**Work required**
Find the lines that hold the word "Seuraava" and return them.

(Excerpt from a dataset)
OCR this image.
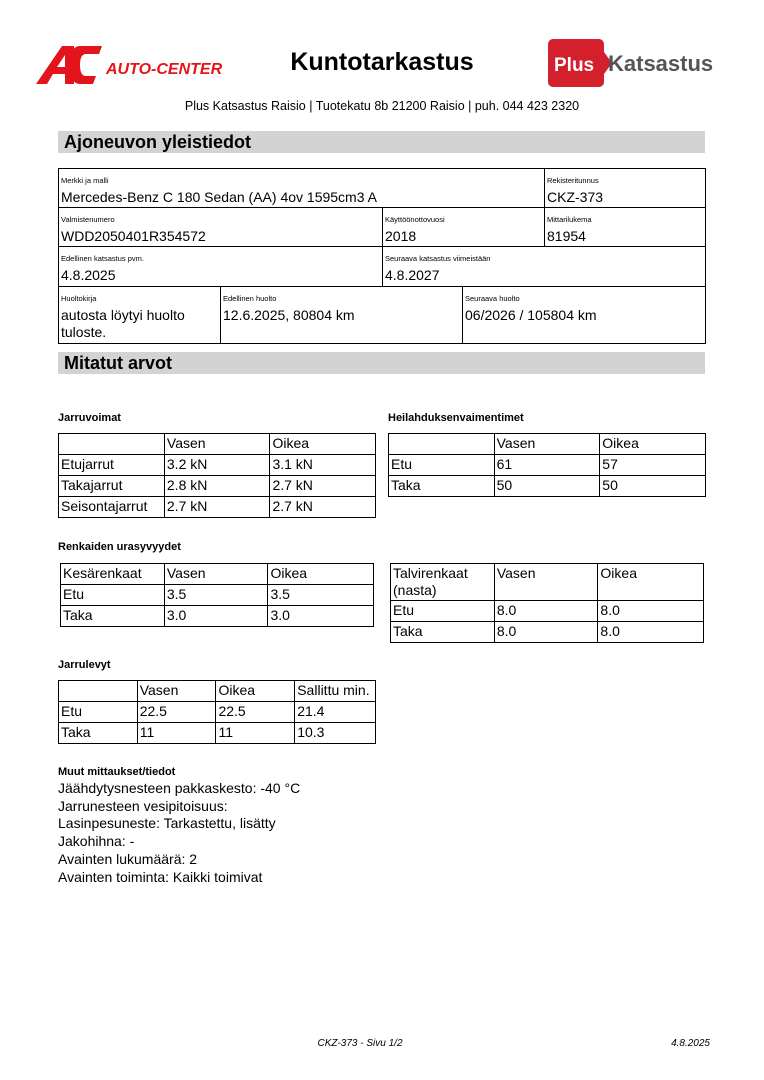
AUTO-CENTER	Kuntotarkastus	Plus Katsastus
Plus Katsastus Raisio | Tuotekatu 8b 21200 Raisio | puh. 044 423 2320
Ajoneuvon yleistiedot
Merkki ja malli
Mercedes-Benz C 180 Sedan (AA) 4ov 1595cm3 A
Rekisteritunnus
CKZ-373
Valmistenumero
WDD2050401R354572
Käyttöönottovuosi
2018
Mittarilukema
81954
Edellinen katsastus pvm.
4.8.2025
Seuraava katsastus viimeistään
4.8.2027
Huoltokirja
autosta löytyi huolto tuloste.
Edellinen huolto
12.6.2025, 80804 km
Seuraava huolto
06/2026 / 105804 km
Mitatut arvot
Jarruvoimat
	Vasen	Oikea
Etujarrut	3.2 kN	3.1 kN
Takajarrut	2.8 kN	2.7 kN
Seisontajarrut	2.7 kN	2.7 kN
Heilahduksenvaimentimet
	Vasen	Oikea
Etu	61	57
Taka	50	50
Renkaiden urasyvyydet
Kesärenkaat	Vasen	Oikea
Etu	3.5	3.5
Taka	3.0	3.0
Talvirenkaat (nasta)	Vasen	Oikea
Etu	8.0	8.0
Taka	8.0	8.0
Jarrulevyt
	Vasen	Oikea	Sallittu min.
Etu	22.5	22.5	21.4
Taka	11	11	10.3
Muut mittaukset/tiedot
Jäähdytysnesteen pakkaskesto: -40 °C
Jarrunesteen vesipitoisuus:
Lasinpesuneste: Tarkastettu, lisätty
Jakohihna: -
Avainten lukumäärä: 2
Avainten toiminta: Kaikki toimivat
CKZ-373 - Sivu 1/2	4.8.2025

**Solution for this problem**
Seuraava katsastus viimeistään
Seuraava huolto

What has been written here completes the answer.